- Stated task
Lines containing the string "marker" are to be counted; report only how many there are.

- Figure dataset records
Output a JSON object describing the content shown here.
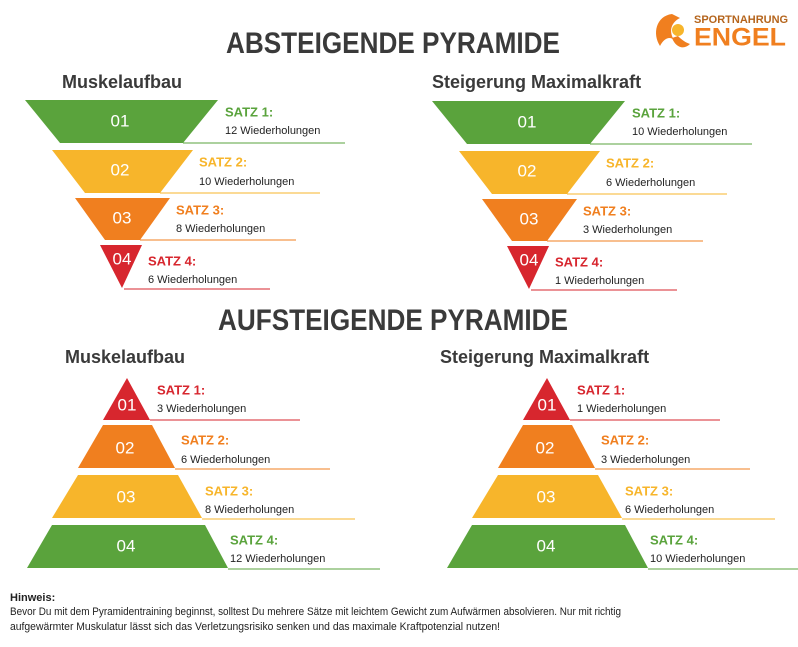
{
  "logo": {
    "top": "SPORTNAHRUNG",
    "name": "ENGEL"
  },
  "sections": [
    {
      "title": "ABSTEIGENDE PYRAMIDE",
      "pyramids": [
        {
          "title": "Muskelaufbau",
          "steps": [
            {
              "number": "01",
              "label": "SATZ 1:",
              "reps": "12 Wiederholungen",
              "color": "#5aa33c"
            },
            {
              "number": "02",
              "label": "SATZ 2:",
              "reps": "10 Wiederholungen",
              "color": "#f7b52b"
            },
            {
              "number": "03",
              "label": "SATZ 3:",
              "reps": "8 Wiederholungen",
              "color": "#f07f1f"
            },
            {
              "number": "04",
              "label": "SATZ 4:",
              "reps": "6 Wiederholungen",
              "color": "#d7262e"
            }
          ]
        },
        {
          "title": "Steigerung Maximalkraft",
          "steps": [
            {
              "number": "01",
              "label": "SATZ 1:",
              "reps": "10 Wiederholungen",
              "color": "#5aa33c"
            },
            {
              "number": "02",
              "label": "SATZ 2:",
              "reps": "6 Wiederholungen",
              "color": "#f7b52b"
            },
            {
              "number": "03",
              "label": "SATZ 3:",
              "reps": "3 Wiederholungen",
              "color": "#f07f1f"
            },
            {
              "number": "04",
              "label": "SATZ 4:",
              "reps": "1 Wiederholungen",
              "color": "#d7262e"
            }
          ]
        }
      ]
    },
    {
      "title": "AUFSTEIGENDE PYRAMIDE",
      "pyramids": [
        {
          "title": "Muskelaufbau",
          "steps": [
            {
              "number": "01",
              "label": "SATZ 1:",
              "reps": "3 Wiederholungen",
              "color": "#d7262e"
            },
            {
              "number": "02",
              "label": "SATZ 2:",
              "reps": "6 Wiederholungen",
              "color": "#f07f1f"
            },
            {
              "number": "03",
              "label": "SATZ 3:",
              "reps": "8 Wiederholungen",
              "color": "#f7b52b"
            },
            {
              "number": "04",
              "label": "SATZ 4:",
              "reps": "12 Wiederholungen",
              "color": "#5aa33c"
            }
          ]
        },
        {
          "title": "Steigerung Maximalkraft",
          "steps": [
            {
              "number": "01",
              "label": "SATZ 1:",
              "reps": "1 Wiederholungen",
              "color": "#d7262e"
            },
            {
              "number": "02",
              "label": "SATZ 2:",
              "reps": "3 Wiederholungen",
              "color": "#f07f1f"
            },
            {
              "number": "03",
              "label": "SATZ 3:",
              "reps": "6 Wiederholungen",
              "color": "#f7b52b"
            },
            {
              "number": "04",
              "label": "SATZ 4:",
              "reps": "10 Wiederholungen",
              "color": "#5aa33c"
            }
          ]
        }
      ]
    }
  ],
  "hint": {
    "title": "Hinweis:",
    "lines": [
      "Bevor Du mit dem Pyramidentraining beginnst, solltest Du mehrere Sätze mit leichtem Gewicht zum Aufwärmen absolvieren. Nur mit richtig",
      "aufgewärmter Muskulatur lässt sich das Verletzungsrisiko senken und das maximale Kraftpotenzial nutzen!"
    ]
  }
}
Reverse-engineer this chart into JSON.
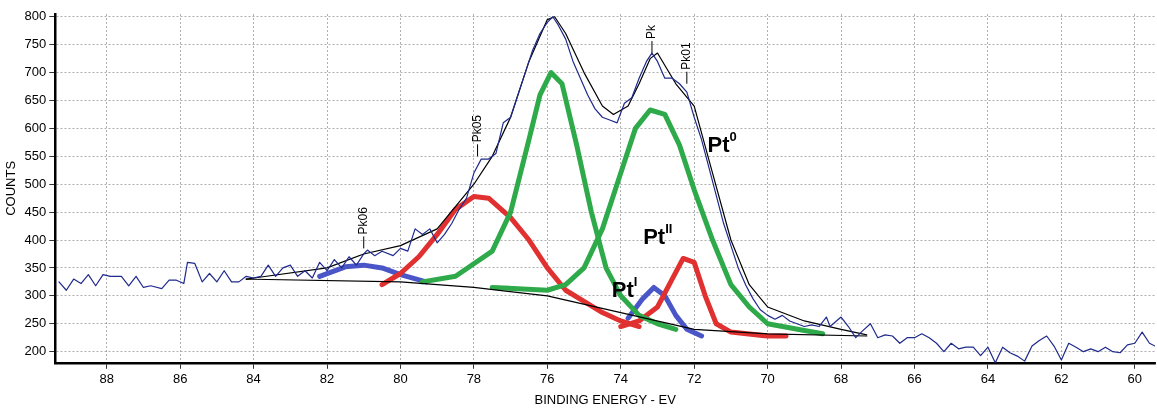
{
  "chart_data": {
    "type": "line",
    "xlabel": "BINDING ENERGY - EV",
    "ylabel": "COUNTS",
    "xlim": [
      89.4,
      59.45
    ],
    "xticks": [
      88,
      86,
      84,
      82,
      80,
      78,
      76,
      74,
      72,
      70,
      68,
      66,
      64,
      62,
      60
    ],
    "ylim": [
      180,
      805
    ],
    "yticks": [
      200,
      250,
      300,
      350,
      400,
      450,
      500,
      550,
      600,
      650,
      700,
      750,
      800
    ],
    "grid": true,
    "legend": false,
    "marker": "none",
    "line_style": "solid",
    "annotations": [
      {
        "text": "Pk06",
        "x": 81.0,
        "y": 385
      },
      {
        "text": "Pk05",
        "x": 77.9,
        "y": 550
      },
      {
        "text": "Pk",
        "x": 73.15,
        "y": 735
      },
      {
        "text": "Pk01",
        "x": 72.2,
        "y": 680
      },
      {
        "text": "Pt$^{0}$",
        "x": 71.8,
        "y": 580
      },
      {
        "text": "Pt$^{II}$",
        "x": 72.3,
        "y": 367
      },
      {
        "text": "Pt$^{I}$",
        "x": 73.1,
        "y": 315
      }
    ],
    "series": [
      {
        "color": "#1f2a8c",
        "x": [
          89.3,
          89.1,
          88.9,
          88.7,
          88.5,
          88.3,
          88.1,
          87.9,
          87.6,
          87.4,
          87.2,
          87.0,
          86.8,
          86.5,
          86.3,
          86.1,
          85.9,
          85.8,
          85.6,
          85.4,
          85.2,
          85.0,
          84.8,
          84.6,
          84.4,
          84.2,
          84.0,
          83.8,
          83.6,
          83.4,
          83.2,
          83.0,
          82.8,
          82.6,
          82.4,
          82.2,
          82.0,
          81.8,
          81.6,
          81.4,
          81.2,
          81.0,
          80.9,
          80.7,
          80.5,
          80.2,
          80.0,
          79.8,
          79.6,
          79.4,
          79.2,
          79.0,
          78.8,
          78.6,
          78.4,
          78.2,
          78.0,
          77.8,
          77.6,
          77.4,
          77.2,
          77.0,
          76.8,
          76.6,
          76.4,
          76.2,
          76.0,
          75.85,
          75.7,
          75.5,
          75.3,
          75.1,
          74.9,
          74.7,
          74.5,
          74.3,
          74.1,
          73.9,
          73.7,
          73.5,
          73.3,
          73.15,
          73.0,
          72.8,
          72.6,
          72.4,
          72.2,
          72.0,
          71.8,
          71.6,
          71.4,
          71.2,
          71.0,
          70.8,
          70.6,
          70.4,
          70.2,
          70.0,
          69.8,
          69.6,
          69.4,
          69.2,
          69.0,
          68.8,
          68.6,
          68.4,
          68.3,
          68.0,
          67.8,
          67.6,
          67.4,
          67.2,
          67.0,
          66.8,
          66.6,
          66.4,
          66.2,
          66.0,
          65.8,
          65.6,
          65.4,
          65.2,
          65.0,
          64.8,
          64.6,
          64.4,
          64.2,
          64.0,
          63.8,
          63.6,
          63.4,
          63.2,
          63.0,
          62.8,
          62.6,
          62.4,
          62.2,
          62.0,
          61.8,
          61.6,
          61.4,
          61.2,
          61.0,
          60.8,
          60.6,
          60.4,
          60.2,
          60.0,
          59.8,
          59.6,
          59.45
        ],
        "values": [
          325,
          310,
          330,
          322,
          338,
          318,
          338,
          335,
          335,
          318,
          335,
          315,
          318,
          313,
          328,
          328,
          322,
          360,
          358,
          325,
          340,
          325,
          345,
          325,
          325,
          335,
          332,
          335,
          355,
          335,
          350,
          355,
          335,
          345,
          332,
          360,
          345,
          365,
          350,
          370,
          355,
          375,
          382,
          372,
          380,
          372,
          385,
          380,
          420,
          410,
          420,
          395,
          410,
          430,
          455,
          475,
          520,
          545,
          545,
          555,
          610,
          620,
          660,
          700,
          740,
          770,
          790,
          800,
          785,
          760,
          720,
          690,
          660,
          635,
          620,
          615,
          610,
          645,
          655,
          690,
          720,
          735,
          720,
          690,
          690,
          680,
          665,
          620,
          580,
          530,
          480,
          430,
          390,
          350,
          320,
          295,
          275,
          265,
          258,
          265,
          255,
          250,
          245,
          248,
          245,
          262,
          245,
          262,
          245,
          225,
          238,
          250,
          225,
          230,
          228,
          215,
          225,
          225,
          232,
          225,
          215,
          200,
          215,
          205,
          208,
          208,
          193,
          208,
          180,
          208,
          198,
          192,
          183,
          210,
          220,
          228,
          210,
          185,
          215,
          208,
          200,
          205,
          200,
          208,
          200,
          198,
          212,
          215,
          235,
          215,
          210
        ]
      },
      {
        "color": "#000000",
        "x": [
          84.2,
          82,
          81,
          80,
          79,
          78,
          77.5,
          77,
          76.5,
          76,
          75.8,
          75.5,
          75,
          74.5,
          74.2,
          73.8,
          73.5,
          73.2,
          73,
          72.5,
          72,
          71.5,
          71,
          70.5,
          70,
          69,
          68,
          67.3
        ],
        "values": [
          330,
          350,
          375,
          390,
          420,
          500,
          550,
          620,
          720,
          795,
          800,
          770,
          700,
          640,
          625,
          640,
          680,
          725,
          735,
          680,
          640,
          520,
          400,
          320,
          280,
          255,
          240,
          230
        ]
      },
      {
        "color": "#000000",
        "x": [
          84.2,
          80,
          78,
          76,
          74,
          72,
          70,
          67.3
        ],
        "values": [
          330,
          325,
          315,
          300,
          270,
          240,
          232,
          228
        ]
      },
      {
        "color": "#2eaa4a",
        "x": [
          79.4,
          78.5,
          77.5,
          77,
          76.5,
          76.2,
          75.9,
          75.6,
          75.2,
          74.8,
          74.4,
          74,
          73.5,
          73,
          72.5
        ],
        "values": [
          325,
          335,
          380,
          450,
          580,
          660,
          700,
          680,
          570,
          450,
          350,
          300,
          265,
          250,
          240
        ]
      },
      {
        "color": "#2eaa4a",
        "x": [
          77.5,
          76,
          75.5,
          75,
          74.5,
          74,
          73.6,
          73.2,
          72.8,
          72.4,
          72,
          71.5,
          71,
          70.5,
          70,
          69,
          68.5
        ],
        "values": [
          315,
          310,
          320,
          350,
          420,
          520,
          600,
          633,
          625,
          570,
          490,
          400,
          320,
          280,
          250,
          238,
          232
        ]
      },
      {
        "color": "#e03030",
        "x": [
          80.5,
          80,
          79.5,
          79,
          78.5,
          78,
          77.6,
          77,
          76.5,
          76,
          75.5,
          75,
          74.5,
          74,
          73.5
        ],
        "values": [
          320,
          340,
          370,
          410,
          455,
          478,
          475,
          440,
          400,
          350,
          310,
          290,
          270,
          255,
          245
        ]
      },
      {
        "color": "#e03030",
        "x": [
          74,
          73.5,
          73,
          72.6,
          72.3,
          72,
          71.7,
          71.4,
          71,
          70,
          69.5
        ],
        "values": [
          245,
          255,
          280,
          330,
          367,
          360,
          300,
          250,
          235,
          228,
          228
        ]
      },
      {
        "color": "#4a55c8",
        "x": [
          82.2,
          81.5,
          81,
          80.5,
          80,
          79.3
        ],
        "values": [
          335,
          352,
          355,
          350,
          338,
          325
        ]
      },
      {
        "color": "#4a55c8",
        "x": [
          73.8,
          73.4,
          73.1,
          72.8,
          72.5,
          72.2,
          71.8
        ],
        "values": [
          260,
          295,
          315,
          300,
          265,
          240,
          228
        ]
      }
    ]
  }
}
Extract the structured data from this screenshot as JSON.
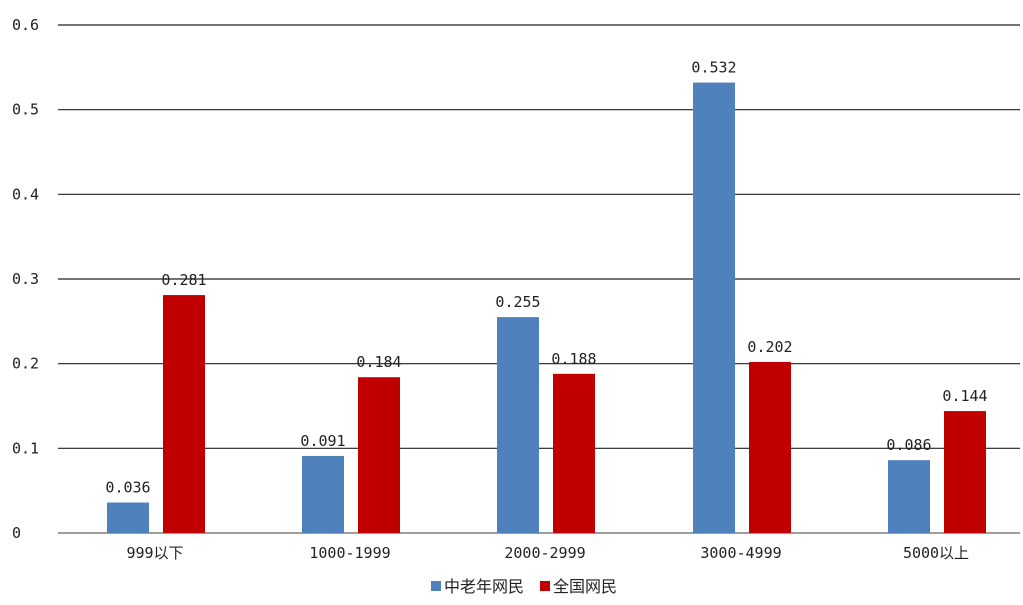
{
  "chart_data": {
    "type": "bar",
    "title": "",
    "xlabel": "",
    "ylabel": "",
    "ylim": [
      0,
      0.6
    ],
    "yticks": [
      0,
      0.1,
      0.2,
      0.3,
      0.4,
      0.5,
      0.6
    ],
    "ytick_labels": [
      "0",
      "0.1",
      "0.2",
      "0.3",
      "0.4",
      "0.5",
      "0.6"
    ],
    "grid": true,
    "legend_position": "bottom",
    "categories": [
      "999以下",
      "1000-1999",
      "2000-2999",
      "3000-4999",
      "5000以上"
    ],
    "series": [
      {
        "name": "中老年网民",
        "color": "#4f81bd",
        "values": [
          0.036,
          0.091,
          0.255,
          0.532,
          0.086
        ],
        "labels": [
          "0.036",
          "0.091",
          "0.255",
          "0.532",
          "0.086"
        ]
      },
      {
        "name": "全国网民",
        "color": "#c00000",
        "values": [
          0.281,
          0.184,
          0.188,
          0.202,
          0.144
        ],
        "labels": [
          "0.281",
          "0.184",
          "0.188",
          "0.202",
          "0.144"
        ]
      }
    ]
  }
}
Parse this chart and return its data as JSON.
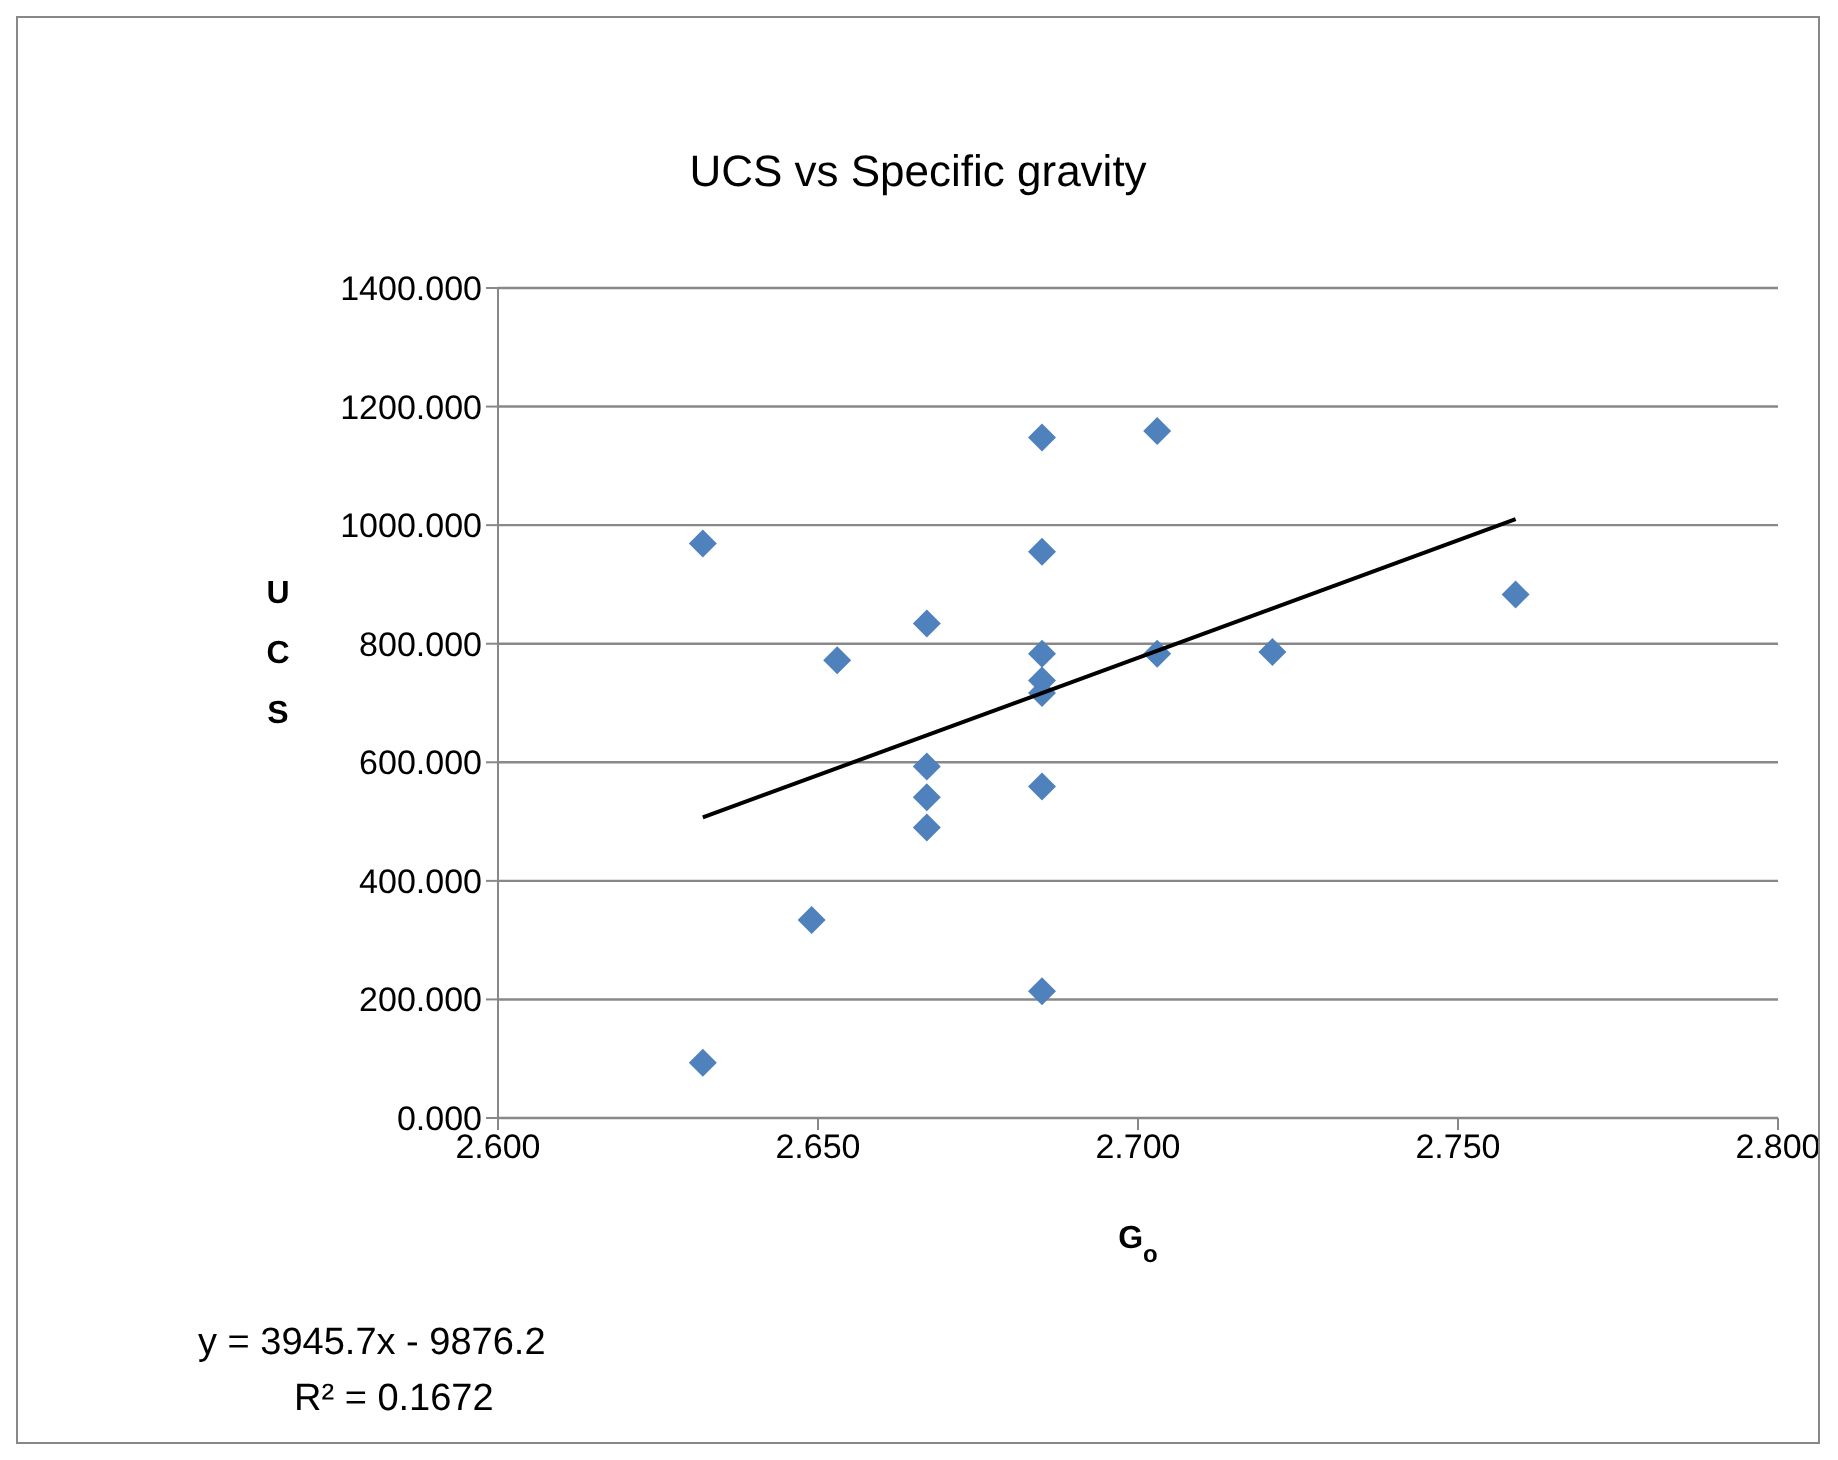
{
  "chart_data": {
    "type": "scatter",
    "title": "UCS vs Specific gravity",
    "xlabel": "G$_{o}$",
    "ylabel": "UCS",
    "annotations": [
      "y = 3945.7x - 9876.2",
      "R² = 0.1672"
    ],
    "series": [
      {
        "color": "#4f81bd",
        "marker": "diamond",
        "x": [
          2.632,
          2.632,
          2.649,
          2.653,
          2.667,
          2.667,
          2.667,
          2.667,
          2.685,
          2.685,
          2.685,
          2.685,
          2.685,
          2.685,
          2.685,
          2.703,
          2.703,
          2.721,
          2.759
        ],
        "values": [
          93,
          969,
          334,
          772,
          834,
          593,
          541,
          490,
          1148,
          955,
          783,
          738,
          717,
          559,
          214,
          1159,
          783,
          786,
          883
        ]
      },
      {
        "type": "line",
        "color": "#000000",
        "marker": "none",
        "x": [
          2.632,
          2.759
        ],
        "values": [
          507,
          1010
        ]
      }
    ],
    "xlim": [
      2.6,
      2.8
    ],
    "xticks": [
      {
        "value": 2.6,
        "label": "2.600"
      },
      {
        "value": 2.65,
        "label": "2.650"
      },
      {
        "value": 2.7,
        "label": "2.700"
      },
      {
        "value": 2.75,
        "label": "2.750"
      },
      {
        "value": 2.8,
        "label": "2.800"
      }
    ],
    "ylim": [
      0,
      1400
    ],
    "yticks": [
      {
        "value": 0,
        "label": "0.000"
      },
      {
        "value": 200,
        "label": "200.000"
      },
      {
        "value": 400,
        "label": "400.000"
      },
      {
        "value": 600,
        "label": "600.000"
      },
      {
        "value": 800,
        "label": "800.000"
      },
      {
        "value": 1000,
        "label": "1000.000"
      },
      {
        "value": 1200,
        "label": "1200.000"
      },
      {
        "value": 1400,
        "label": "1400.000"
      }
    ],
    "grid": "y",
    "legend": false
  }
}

- Expected output
3